**Exercise aim**
Where a line contains the string "Within", copy that line.

Figure record listings:
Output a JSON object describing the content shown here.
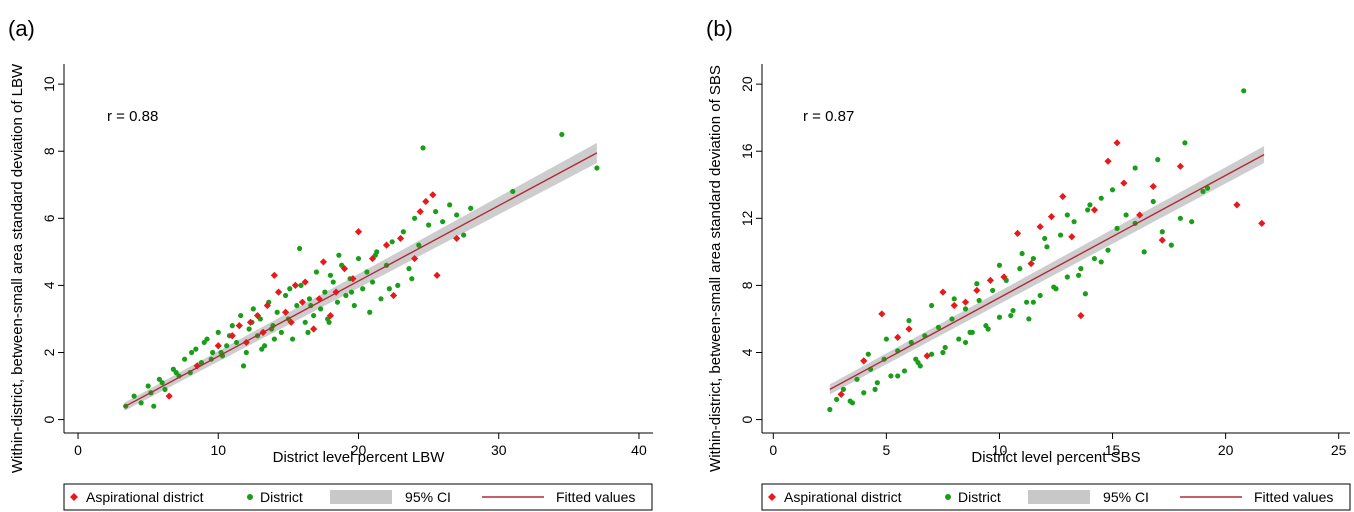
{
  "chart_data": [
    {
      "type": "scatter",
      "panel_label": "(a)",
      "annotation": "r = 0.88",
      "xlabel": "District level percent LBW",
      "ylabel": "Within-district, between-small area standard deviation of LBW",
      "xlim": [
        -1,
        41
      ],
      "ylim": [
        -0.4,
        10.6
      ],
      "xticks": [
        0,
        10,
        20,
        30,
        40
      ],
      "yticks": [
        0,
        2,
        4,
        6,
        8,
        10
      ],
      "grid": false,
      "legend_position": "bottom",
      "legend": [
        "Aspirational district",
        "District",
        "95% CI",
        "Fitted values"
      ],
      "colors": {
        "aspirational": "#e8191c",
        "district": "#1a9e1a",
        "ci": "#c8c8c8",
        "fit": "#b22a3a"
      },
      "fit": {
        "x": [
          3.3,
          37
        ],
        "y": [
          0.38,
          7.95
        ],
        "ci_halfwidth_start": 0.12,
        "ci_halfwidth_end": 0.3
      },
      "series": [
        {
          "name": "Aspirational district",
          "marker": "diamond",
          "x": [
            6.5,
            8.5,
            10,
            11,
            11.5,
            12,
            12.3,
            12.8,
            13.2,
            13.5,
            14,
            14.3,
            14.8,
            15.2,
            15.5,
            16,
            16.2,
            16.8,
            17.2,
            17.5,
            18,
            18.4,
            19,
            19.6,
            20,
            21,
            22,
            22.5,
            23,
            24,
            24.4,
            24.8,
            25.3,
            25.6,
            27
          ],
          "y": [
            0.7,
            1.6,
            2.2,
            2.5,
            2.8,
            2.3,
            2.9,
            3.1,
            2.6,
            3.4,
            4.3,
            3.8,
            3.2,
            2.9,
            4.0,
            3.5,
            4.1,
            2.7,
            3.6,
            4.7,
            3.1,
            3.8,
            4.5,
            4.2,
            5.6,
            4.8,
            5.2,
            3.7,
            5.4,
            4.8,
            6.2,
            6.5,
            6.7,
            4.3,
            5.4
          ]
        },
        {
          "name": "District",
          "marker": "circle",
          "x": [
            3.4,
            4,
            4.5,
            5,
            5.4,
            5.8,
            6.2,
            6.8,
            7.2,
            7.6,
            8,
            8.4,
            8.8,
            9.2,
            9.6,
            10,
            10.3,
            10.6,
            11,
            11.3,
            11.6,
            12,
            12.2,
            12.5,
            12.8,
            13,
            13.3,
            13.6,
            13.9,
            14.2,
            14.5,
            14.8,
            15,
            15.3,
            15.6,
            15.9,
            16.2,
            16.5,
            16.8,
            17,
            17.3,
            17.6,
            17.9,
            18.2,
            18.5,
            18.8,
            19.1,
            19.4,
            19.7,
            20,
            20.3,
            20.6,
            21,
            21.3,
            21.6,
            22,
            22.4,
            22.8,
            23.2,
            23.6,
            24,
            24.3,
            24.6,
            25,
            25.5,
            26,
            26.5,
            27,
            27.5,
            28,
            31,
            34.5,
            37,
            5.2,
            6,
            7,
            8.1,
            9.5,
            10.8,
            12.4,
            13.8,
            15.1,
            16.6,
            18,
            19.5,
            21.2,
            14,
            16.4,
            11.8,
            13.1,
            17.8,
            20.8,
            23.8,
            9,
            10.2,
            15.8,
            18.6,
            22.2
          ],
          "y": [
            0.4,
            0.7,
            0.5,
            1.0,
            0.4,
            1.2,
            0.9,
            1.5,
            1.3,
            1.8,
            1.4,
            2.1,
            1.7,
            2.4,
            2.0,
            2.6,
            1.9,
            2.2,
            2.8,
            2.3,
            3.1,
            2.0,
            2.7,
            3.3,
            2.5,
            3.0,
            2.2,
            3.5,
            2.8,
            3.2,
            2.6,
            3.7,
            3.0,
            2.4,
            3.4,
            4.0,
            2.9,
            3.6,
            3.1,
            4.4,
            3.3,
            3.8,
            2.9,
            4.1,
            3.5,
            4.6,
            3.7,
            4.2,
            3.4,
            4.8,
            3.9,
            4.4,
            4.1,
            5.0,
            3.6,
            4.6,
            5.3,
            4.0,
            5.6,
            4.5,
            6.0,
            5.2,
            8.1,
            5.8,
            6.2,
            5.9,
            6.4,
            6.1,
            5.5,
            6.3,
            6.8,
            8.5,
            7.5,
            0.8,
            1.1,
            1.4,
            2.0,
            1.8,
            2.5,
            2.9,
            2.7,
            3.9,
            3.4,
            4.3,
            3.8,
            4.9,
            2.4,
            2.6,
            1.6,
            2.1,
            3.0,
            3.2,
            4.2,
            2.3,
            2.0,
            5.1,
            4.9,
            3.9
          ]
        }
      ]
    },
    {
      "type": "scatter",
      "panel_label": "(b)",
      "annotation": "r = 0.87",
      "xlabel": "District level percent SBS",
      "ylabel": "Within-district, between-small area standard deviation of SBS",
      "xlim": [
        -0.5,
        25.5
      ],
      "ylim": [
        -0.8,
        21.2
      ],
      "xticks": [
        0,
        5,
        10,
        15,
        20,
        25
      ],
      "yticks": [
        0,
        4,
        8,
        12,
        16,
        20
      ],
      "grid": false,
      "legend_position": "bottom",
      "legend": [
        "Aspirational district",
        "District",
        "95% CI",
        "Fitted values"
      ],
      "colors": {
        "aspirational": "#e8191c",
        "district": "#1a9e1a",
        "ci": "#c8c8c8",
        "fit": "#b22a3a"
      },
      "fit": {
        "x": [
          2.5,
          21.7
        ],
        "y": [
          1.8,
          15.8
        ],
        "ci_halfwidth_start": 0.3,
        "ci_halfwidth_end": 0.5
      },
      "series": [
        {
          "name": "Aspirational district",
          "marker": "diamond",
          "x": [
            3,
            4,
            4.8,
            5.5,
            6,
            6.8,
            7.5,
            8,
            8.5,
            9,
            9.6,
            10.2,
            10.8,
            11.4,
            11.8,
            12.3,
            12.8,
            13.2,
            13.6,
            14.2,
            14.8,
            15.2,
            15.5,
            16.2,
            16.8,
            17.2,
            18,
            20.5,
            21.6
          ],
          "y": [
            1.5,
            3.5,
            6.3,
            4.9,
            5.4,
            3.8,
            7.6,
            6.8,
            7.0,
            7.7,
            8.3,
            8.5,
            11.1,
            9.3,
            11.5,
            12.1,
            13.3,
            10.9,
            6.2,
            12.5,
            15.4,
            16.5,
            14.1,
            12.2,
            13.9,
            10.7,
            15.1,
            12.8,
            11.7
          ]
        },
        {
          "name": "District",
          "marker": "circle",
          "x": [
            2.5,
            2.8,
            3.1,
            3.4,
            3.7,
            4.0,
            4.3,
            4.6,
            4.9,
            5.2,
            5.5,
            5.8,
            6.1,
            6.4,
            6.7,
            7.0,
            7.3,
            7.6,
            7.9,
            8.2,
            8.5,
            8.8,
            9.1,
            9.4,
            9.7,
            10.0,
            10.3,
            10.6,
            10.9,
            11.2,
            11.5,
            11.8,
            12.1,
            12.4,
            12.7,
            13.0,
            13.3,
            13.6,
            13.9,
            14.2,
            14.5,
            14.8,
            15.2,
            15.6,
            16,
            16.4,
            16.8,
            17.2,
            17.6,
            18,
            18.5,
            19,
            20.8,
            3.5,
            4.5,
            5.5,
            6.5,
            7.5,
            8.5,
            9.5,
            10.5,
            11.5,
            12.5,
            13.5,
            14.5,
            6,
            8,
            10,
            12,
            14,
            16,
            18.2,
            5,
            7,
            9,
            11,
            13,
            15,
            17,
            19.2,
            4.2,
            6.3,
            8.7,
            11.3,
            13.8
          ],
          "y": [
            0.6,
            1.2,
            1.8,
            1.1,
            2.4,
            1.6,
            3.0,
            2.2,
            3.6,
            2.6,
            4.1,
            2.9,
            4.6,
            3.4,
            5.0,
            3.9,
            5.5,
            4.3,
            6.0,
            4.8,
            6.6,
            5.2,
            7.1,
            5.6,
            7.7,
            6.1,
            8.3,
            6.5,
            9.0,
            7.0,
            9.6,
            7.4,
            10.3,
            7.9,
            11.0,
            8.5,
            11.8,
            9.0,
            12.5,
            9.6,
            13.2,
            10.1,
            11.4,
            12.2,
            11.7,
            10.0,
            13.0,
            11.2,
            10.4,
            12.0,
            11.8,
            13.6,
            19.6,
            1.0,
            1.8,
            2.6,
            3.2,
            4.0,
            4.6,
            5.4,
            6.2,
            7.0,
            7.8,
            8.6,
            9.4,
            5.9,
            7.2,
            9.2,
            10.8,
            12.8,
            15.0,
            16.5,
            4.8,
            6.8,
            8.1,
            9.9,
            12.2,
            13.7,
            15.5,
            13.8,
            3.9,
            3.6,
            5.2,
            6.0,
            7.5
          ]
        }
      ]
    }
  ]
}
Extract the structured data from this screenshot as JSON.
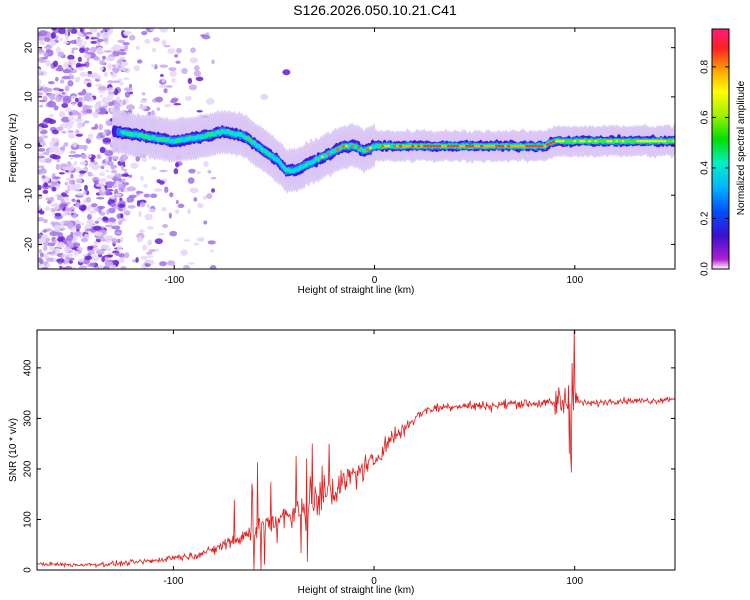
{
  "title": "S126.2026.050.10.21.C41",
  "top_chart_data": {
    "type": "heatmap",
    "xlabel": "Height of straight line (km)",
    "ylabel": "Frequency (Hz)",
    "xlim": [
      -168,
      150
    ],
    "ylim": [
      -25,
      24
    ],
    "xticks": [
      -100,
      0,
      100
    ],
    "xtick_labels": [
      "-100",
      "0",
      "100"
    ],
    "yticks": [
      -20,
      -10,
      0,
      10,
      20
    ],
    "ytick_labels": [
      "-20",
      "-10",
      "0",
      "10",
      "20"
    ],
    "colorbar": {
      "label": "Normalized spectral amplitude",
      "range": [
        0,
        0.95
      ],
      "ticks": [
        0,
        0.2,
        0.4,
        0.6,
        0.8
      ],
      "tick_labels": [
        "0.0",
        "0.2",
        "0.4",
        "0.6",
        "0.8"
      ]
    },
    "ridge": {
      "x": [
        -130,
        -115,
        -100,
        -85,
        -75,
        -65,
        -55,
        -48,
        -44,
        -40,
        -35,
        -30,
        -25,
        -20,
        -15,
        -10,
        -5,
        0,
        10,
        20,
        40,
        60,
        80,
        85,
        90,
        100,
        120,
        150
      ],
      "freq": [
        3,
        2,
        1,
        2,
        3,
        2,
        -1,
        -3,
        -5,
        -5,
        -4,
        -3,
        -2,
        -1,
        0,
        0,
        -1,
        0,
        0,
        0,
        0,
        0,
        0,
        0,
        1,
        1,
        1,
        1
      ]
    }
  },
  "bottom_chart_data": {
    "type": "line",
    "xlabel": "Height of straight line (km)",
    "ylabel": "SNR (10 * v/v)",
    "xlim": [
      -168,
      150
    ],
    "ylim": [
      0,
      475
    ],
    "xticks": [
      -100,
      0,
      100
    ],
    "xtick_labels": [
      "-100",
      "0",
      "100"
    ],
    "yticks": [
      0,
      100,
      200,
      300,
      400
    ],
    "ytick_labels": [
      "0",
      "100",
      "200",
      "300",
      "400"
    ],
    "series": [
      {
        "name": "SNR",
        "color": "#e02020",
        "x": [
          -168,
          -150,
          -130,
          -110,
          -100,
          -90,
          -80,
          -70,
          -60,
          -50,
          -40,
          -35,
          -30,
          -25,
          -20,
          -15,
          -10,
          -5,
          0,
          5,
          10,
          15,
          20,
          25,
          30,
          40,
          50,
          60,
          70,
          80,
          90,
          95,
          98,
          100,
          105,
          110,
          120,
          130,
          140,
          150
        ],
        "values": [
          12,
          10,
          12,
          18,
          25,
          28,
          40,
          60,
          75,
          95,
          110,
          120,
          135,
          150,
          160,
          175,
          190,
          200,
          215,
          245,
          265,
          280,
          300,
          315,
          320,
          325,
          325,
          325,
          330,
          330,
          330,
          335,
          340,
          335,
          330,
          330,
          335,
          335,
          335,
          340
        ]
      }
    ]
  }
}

**Answer in full**
      "ylabel": "Within-district, between-small area standard deviation of LBW",
      "ylabel": "Within-district, between-small area standard deviation of SBS",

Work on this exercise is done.